Say how many lines of these entries include the word "from", and answer with the number alone.

[RECORDS FOR THIS TASK]
+++++

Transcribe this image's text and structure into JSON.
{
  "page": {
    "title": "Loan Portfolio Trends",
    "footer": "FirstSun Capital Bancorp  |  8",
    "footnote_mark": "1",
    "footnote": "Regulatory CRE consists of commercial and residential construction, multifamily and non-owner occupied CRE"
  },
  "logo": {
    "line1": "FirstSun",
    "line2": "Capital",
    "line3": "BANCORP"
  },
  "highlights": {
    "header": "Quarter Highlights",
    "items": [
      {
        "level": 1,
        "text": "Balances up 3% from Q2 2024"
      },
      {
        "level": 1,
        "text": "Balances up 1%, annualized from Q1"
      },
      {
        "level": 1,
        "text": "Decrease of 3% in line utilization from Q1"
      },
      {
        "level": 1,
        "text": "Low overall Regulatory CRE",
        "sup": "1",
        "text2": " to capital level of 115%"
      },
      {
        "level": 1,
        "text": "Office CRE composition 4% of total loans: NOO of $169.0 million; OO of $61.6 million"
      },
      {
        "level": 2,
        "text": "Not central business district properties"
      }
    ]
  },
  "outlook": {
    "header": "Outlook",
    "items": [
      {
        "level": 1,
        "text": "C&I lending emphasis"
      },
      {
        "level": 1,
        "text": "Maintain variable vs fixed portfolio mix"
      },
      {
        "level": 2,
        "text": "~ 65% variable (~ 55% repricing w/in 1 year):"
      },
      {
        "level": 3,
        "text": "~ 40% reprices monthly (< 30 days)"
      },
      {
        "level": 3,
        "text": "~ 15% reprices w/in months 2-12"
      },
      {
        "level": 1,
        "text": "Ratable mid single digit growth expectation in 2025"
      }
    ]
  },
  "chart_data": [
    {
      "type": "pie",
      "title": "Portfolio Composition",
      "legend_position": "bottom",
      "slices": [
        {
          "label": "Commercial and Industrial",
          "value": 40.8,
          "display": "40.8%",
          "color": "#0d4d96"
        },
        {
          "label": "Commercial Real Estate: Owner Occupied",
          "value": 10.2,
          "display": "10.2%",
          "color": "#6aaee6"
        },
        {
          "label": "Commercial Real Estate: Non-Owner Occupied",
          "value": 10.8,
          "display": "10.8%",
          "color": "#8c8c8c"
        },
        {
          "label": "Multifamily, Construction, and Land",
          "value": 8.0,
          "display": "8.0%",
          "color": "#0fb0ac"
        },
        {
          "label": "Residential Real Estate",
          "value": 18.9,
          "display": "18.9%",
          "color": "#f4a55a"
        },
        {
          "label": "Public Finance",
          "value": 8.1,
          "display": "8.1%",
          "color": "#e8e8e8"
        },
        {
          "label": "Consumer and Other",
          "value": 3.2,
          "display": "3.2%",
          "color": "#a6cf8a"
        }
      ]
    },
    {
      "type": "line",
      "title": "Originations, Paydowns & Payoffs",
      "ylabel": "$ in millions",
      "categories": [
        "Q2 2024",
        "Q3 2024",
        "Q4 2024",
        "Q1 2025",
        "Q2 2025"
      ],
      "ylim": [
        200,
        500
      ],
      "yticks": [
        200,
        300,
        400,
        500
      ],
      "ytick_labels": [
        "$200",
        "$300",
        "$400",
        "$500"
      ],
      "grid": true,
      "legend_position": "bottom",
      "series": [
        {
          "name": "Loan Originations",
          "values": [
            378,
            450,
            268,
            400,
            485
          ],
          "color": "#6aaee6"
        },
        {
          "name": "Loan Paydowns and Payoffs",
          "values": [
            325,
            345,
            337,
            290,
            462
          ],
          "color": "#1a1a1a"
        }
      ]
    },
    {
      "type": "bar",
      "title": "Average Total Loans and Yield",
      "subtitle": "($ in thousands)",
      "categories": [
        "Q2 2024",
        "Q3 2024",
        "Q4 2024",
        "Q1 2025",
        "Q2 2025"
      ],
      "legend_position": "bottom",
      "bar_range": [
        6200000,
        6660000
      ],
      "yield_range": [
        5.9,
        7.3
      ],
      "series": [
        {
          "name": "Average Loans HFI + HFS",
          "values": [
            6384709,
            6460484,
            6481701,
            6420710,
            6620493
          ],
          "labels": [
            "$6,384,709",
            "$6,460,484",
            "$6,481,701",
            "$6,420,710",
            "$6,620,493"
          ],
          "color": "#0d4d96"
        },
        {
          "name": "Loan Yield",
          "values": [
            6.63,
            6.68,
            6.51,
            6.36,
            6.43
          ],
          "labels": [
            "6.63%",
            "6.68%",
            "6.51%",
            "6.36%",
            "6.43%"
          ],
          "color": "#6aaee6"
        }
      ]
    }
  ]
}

+++++

[ANSWER TO THIS EXERCISE]
3